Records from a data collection
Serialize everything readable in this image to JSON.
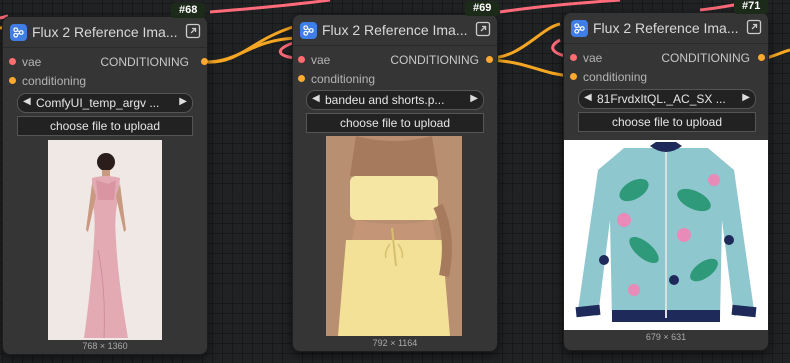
{
  "colors": {
    "vae_slot": "#ff6e6e",
    "conditioning_slot": "#ffa931",
    "node_bg": "#353535",
    "node_icon": "#3f7ee6",
    "wire_conditioning": "#f5a623",
    "wire_vae": "#ff6b7a"
  },
  "nodes": [
    {
      "badge": "#68",
      "title": "Flux 2 Reference Ima...",
      "input_vae": "vae",
      "input_conditioning": "conditioning",
      "output": "CONDITIONING",
      "image_value": "ComfyUI_temp_argv ...",
      "upload_label": "choose file to upload",
      "image_size": "768 × 1360",
      "preview_desc": "woman in pink sequin gown",
      "output_visible": true
    },
    {
      "badge": "#69",
      "title": "Flux 2 Reference Ima...",
      "input_vae": "vae",
      "input_conditioning": "conditioning",
      "output": "CONDITIONING",
      "image_value": "bandeu and shorts.p...",
      "upload_label": "choose file to upload",
      "image_size": "792 × 1164",
      "preview_desc": "yellow bandeau top and shorts"
    },
    {
      "badge": "#71",
      "title": "Flux 2 Reference Ima...",
      "input_vae": "vae",
      "input_conditioning": "conditioning",
      "output": "CONDITIONING",
      "image_value": "81FrvdxItQL._AC_SX ...",
      "upload_label": "choose file to upload",
      "image_size": "679 × 631",
      "preview_desc": "tropical print bomber jacket"
    }
  ]
}
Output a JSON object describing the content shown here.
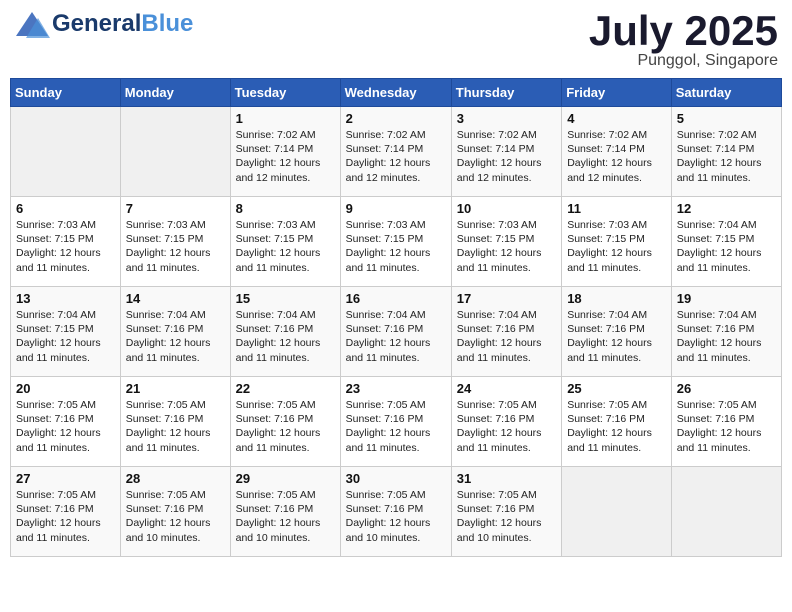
{
  "header": {
    "logo_main": "General",
    "logo_accent": "Blue",
    "month": "July 2025",
    "location": "Punggol, Singapore"
  },
  "weekdays": [
    "Sunday",
    "Monday",
    "Tuesday",
    "Wednesday",
    "Thursday",
    "Friday",
    "Saturday"
  ],
  "weeks": [
    [
      {
        "day": "",
        "info": ""
      },
      {
        "day": "",
        "info": ""
      },
      {
        "day": "1",
        "info": "Sunrise: 7:02 AM\nSunset: 7:14 PM\nDaylight: 12 hours\nand 12 minutes."
      },
      {
        "day": "2",
        "info": "Sunrise: 7:02 AM\nSunset: 7:14 PM\nDaylight: 12 hours\nand 12 minutes."
      },
      {
        "day": "3",
        "info": "Sunrise: 7:02 AM\nSunset: 7:14 PM\nDaylight: 12 hours\nand 12 minutes."
      },
      {
        "day": "4",
        "info": "Sunrise: 7:02 AM\nSunset: 7:14 PM\nDaylight: 12 hours\nand 12 minutes."
      },
      {
        "day": "5",
        "info": "Sunrise: 7:02 AM\nSunset: 7:14 PM\nDaylight: 12 hours\nand 11 minutes."
      }
    ],
    [
      {
        "day": "6",
        "info": "Sunrise: 7:03 AM\nSunset: 7:15 PM\nDaylight: 12 hours\nand 11 minutes."
      },
      {
        "day": "7",
        "info": "Sunrise: 7:03 AM\nSunset: 7:15 PM\nDaylight: 12 hours\nand 11 minutes."
      },
      {
        "day": "8",
        "info": "Sunrise: 7:03 AM\nSunset: 7:15 PM\nDaylight: 12 hours\nand 11 minutes."
      },
      {
        "day": "9",
        "info": "Sunrise: 7:03 AM\nSunset: 7:15 PM\nDaylight: 12 hours\nand 11 minutes."
      },
      {
        "day": "10",
        "info": "Sunrise: 7:03 AM\nSunset: 7:15 PM\nDaylight: 12 hours\nand 11 minutes."
      },
      {
        "day": "11",
        "info": "Sunrise: 7:03 AM\nSunset: 7:15 PM\nDaylight: 12 hours\nand 11 minutes."
      },
      {
        "day": "12",
        "info": "Sunrise: 7:04 AM\nSunset: 7:15 PM\nDaylight: 12 hours\nand 11 minutes."
      }
    ],
    [
      {
        "day": "13",
        "info": "Sunrise: 7:04 AM\nSunset: 7:15 PM\nDaylight: 12 hours\nand 11 minutes."
      },
      {
        "day": "14",
        "info": "Sunrise: 7:04 AM\nSunset: 7:16 PM\nDaylight: 12 hours\nand 11 minutes."
      },
      {
        "day": "15",
        "info": "Sunrise: 7:04 AM\nSunset: 7:16 PM\nDaylight: 12 hours\nand 11 minutes."
      },
      {
        "day": "16",
        "info": "Sunrise: 7:04 AM\nSunset: 7:16 PM\nDaylight: 12 hours\nand 11 minutes."
      },
      {
        "day": "17",
        "info": "Sunrise: 7:04 AM\nSunset: 7:16 PM\nDaylight: 12 hours\nand 11 minutes."
      },
      {
        "day": "18",
        "info": "Sunrise: 7:04 AM\nSunset: 7:16 PM\nDaylight: 12 hours\nand 11 minutes."
      },
      {
        "day": "19",
        "info": "Sunrise: 7:04 AM\nSunset: 7:16 PM\nDaylight: 12 hours\nand 11 minutes."
      }
    ],
    [
      {
        "day": "20",
        "info": "Sunrise: 7:05 AM\nSunset: 7:16 PM\nDaylight: 12 hours\nand 11 minutes."
      },
      {
        "day": "21",
        "info": "Sunrise: 7:05 AM\nSunset: 7:16 PM\nDaylight: 12 hours\nand 11 minutes."
      },
      {
        "day": "22",
        "info": "Sunrise: 7:05 AM\nSunset: 7:16 PM\nDaylight: 12 hours\nand 11 minutes."
      },
      {
        "day": "23",
        "info": "Sunrise: 7:05 AM\nSunset: 7:16 PM\nDaylight: 12 hours\nand 11 minutes."
      },
      {
        "day": "24",
        "info": "Sunrise: 7:05 AM\nSunset: 7:16 PM\nDaylight: 12 hours\nand 11 minutes."
      },
      {
        "day": "25",
        "info": "Sunrise: 7:05 AM\nSunset: 7:16 PM\nDaylight: 12 hours\nand 11 minutes."
      },
      {
        "day": "26",
        "info": "Sunrise: 7:05 AM\nSunset: 7:16 PM\nDaylight: 12 hours\nand 11 minutes."
      }
    ],
    [
      {
        "day": "27",
        "info": "Sunrise: 7:05 AM\nSunset: 7:16 PM\nDaylight: 12 hours\nand 11 minutes."
      },
      {
        "day": "28",
        "info": "Sunrise: 7:05 AM\nSunset: 7:16 PM\nDaylight: 12 hours\nand 10 minutes."
      },
      {
        "day": "29",
        "info": "Sunrise: 7:05 AM\nSunset: 7:16 PM\nDaylight: 12 hours\nand 10 minutes."
      },
      {
        "day": "30",
        "info": "Sunrise: 7:05 AM\nSunset: 7:16 PM\nDaylight: 12 hours\nand 10 minutes."
      },
      {
        "day": "31",
        "info": "Sunrise: 7:05 AM\nSunset: 7:16 PM\nDaylight: 12 hours\nand 10 minutes."
      },
      {
        "day": "",
        "info": ""
      },
      {
        "day": "",
        "info": ""
      }
    ]
  ]
}
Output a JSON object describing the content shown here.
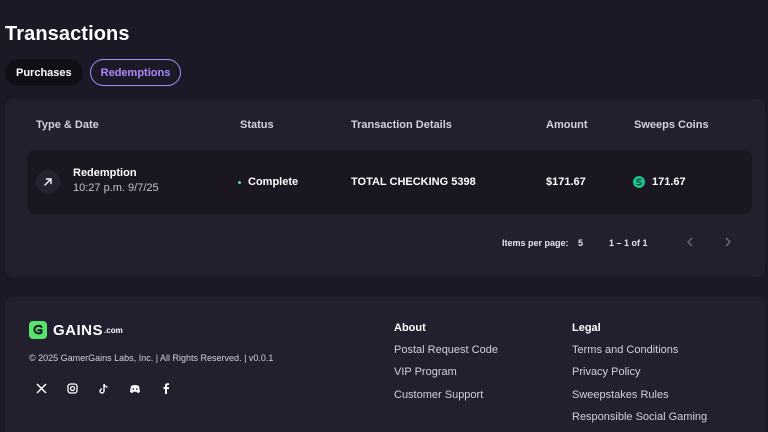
{
  "page": {
    "title": "Transactions"
  },
  "tabs": [
    {
      "label": "Purchases",
      "active": false
    },
    {
      "label": "Redemptions",
      "active": true
    }
  ],
  "table": {
    "columns": [
      "Type & Date",
      "Status",
      "Transaction Details",
      "Amount",
      "Sweeps Coins"
    ],
    "rows": [
      {
        "type": "Redemption",
        "date": "10:27 p.m. 9/7/25",
        "status": "Complete",
        "details": "TOTAL CHECKING 5398",
        "amount": "$171.67",
        "sweeps_coins": "171.67",
        "type_icon": "arrow-up-right-icon",
        "coin_icon": "sweeps-coin-icon"
      }
    ]
  },
  "pagination": {
    "items_per_page_label": "Items per page:",
    "items_per_page_value": "5",
    "range": "1 – 1 of 1"
  },
  "footer": {
    "logo_text": "GAINS",
    "logo_suffix": ".com",
    "copyright": "© 2025 GamerGains Labs, Inc. | All Rights Reserved. | v0.0.1",
    "social_icons": [
      "x-icon",
      "instagram-icon",
      "tiktok-icon",
      "discord-icon",
      "facebook-icon"
    ],
    "about": {
      "heading": "About",
      "links": [
        "Postal Request Code",
        "VIP Program",
        "Customer Support"
      ]
    },
    "legal": {
      "heading": "Legal",
      "links": [
        "Terms and Conditions",
        "Privacy Policy",
        "Sweepstakes Rules",
        "Responsible Social Gaming"
      ]
    }
  },
  "colors": {
    "background": "#1b1925",
    "card": "#231f2f",
    "row": "#1a1722",
    "accent": "#a98cff",
    "status_complete": "#4be39b",
    "coin": "#18c38c",
    "logo": "#56e36e"
  }
}
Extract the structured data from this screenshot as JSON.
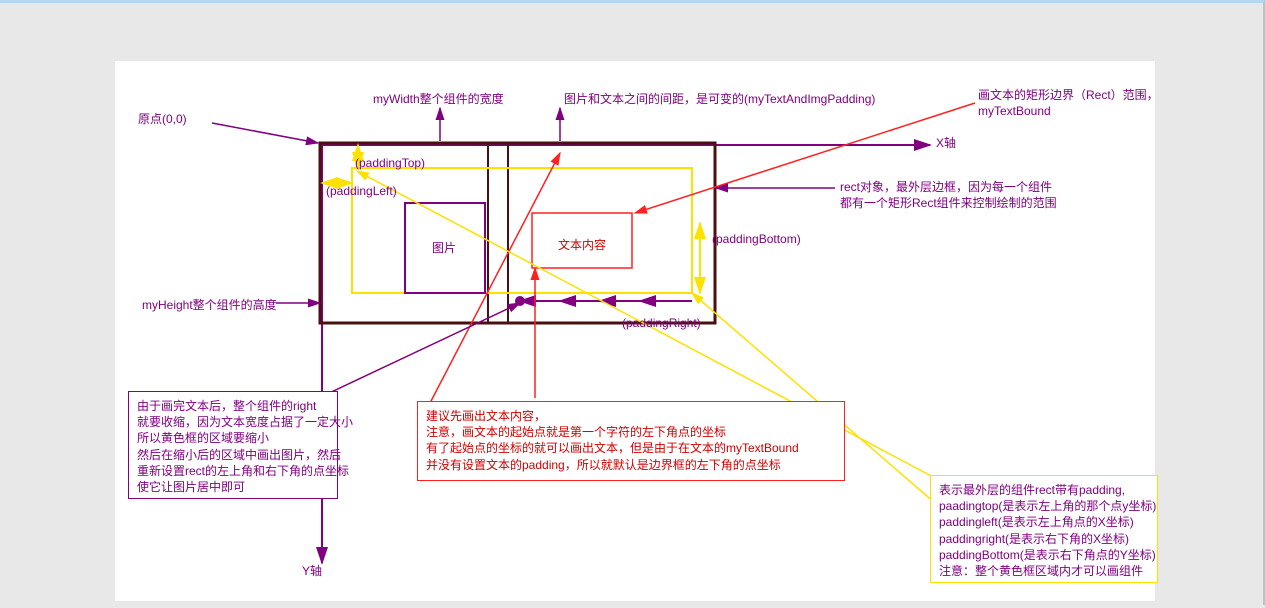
{
  "labels": {
    "origin": "原点(0,0)",
    "myWidth": "myWidth整个组件的宽度",
    "gap": "图片和文本之间的间距，是可变的(myTextAndImgPadding)",
    "paddingTop": "(paddingTop)",
    "paddingLeft": "(paddingLeft)",
    "paddingRight": "(paddingRight)",
    "paddingBottom": "(paddingBottom)",
    "myHeight": "myHeight整个组件的高度",
    "imgLabel": "图片",
    "textLabel": "文本内容",
    "xAxis": "X轴",
    "yAxis": "Y轴",
    "textBound": "画文本的矩形边界（Rect）范围，\nmyTextBound",
    "rectObj": "rect对象，最外层边框，因为每一个组件\n都有一个矩形Rect组件来控制绘制的范围"
  },
  "purpleBox": "由于画完文本后，整个组件的right\n就要收缩，因为文本宽度占据了一定大小\n所以黄色框的区域要缩小\n然后在缩小后的区域中画出图片，然后\n重新设置rect的左上角和右下角的点坐标\n使它让图片居中即可",
  "redBox": "建议先画出文本内容，\n注意，画文本的起始点就是第一个字符的左下角点的坐标\n有了起始点的坐标的就可以画出文本，但是由于在文本的myTextBound\n并没有设置文本的padding，所以就默认是边界框的左下角的点坐标",
  "yellowBox": "表示最外层的组件rect带有padding,\npaadingtop(是表示左上角的那个点y坐标)\npaddingleft(是表示左上角点的X坐标)\npaddingright(是表示右下角的X坐标)\npaddingBottom(是表示右下角点的Y坐标)\n注意：整个黄色框区域内才可以画组件"
}
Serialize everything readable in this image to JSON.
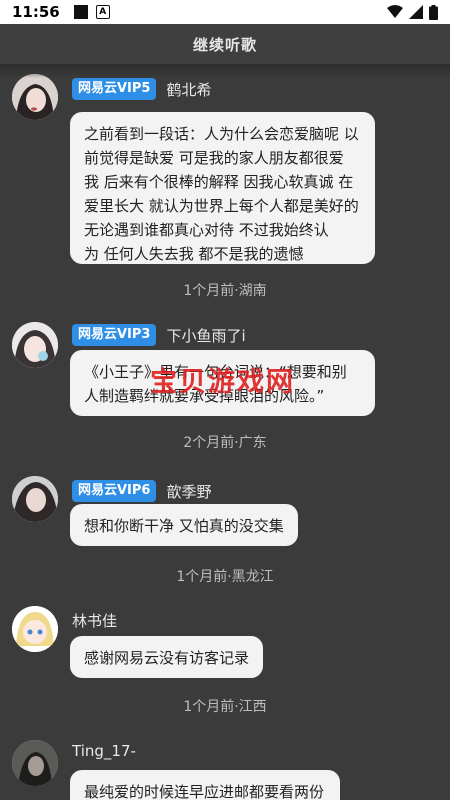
{
  "status_bar": {
    "time": "11:56",
    "a_icon": "A"
  },
  "header": {
    "title": "继续听歌"
  },
  "watermark": "宝贝游戏网",
  "comments": [
    {
      "vip": "网易云VIP5",
      "user": "鹤北希",
      "lines": [
        "之前看到一段话：人为什么会恋爱脑呢 以",
        "前觉得是缺爱 可是我的家人朋友都很爱",
        "我 后来有个很棒的解释 因我心软真诚 在",
        "爱里长大 就认为世界上每个人都是美好的",
        "无论遇到谁都真心对待 不过我始终认",
        "为 任何人失去我 都不是我的遗憾"
      ],
      "meta": "1个月前·湖南"
    },
    {
      "vip": "网易云VIP3",
      "user": "下小鱼雨了i",
      "lines": [
        "《小王子》里有一句台词说：“想要和别",
        "人制造羁绊就要承受掉眼泪的风险。”"
      ],
      "meta": "2个月前·广东"
    },
    {
      "vip": "网易云VIP6",
      "user": "歆季野",
      "lines": [
        "想和你断干净 又怕真的没交集"
      ],
      "meta": "1个月前·黑龙江"
    },
    {
      "vip": "",
      "user": "林书佳",
      "lines": [
        "感谢网易云没有访客记录"
      ],
      "meta": "1个月前·江西"
    },
    {
      "vip": "",
      "user": "Ting_17-",
      "lines": [
        "最纯爱的时候连早应进邮都要看两份"
      ],
      "meta": ""
    }
  ]
}
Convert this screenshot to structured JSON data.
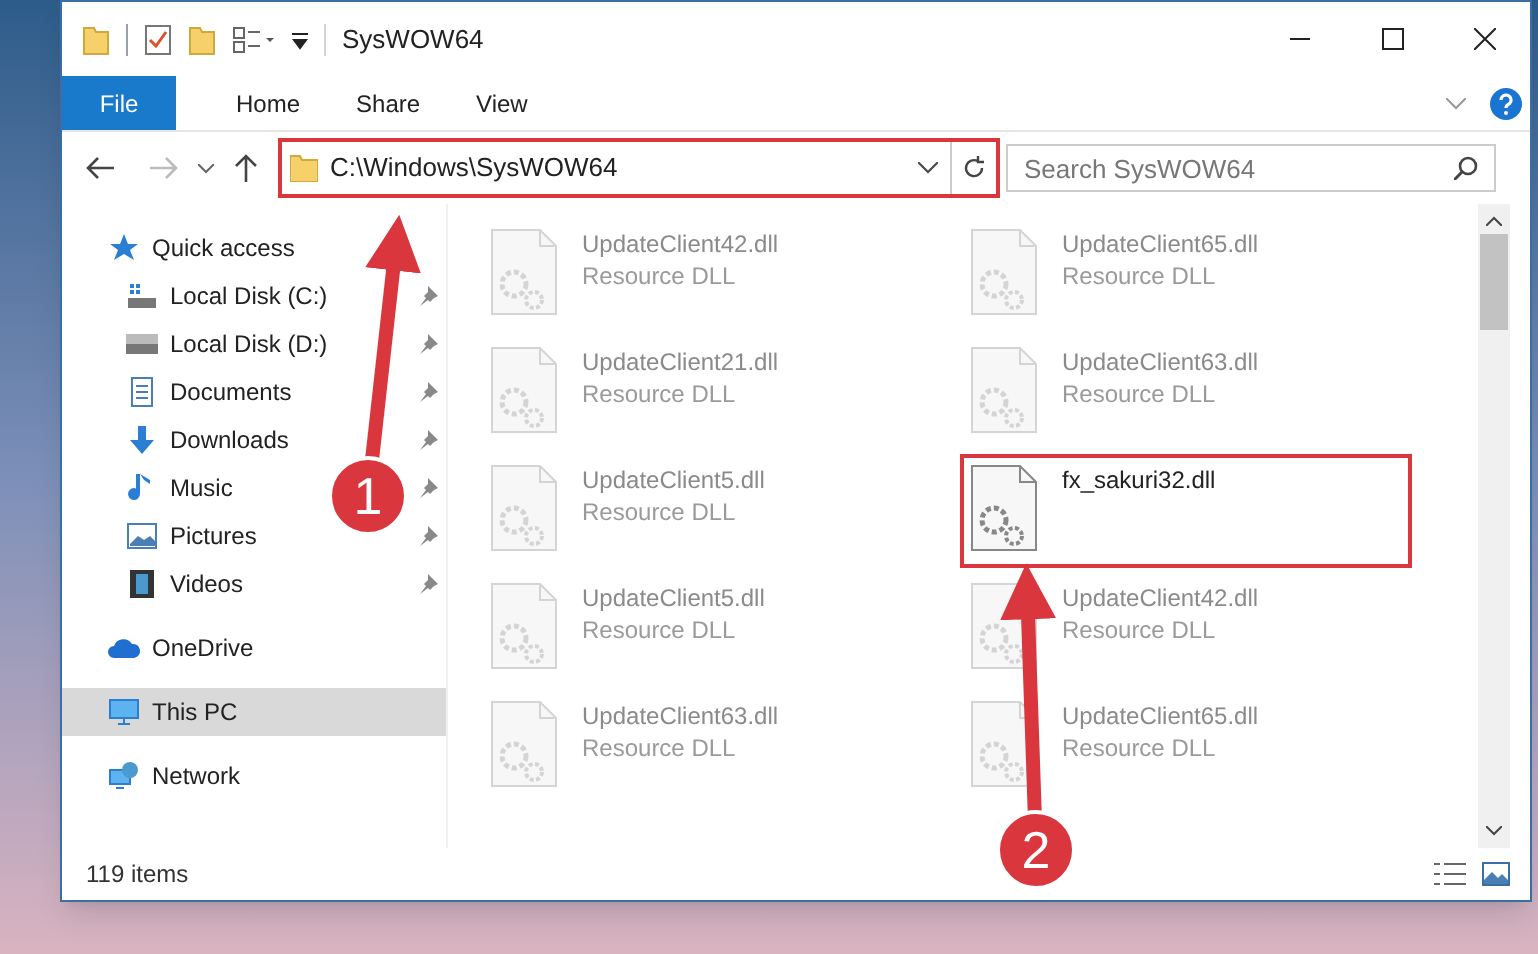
{
  "window": {
    "title": "SysWOW64"
  },
  "ribbon_tabs": [
    {
      "label": "File",
      "selected": true
    },
    {
      "label": "Home",
      "selected": false
    },
    {
      "label": "Share",
      "selected": false
    },
    {
      "label": "View",
      "selected": false
    }
  ],
  "address_bar": {
    "value": "C:\\Windows\\SysWOW64",
    "highlighted": true
  },
  "search": {
    "placeholder": "Search SysWOW64"
  },
  "sidebar": {
    "items": [
      {
        "label": "Quick access",
        "kind": "star",
        "pinned": false,
        "selected": false,
        "group": true
      },
      {
        "label": "Local Disk (C:)",
        "kind": "drive-c",
        "pinned": true,
        "selected": false,
        "group": false
      },
      {
        "label": "Local Disk (D:)",
        "kind": "drive",
        "pinned": true,
        "selected": false,
        "group": false
      },
      {
        "label": "Documents",
        "kind": "document",
        "pinned": true,
        "selected": false,
        "group": false
      },
      {
        "label": "Downloads",
        "kind": "download",
        "pinned": true,
        "selected": false,
        "group": false
      },
      {
        "label": "Music",
        "kind": "music",
        "pinned": true,
        "selected": false,
        "group": false
      },
      {
        "label": "Pictures",
        "kind": "picture",
        "pinned": true,
        "selected": false,
        "group": false
      },
      {
        "label": "Videos",
        "kind": "video",
        "pinned": true,
        "selected": false,
        "group": false
      },
      {
        "label": "OneDrive",
        "kind": "cloud",
        "pinned": false,
        "selected": false,
        "group": true
      },
      {
        "label": "This PC",
        "kind": "computer",
        "pinned": false,
        "selected": true,
        "group": true
      },
      {
        "label": "Network",
        "kind": "network",
        "pinned": false,
        "selected": false,
        "group": true
      }
    ]
  },
  "files": [
    {
      "name": "UpdateClient42.dll",
      "subtitle": "Resource DLL",
      "faded": true,
      "highlighted": false
    },
    {
      "name": "UpdateClient65.dll",
      "subtitle": "Resource DLL",
      "faded": true,
      "highlighted": false
    },
    {
      "name": "UpdateClient21.dll",
      "subtitle": "Resource DLL",
      "faded": true,
      "highlighted": false
    },
    {
      "name": "UpdateClient63.dll",
      "subtitle": "Resource DLL",
      "faded": true,
      "highlighted": false
    },
    {
      "name": "UpdateClient5.dll",
      "subtitle": "Resource DLL",
      "faded": true,
      "highlighted": false
    },
    {
      "name": "fx_sakuri32.dll",
      "faded": false,
      "highlighted": true
    },
    {
      "name": "UpdateClient5.dll",
      "subtitle": "Resource DLL",
      "faded": true,
      "highlighted": false
    },
    {
      "name": "UpdateClient42.dll",
      "subtitle": "Resource DLL",
      "faded": true,
      "highlighted": false
    },
    {
      "name": "UpdateClient63.dll",
      "subtitle": "Resource DLL",
      "faded": true,
      "highlighted": false
    },
    {
      "name": "UpdateClient65.dll",
      "subtitle": "Resource DLL",
      "faded": true,
      "highlighted": false
    }
  ],
  "status_bar": {
    "item_count": "119 items"
  },
  "callouts": [
    {
      "number": "1"
    },
    {
      "number": "2"
    }
  ]
}
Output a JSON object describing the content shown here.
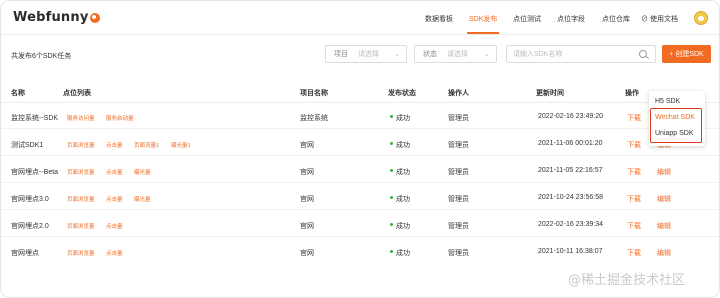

Stated task:
Extract every line from the records above that contains the word "shorts".

Solution for this exercise:
      "image_value": "bandeu and shorts.p...",
      "preview_desc": "yellow bandeau top and shorts"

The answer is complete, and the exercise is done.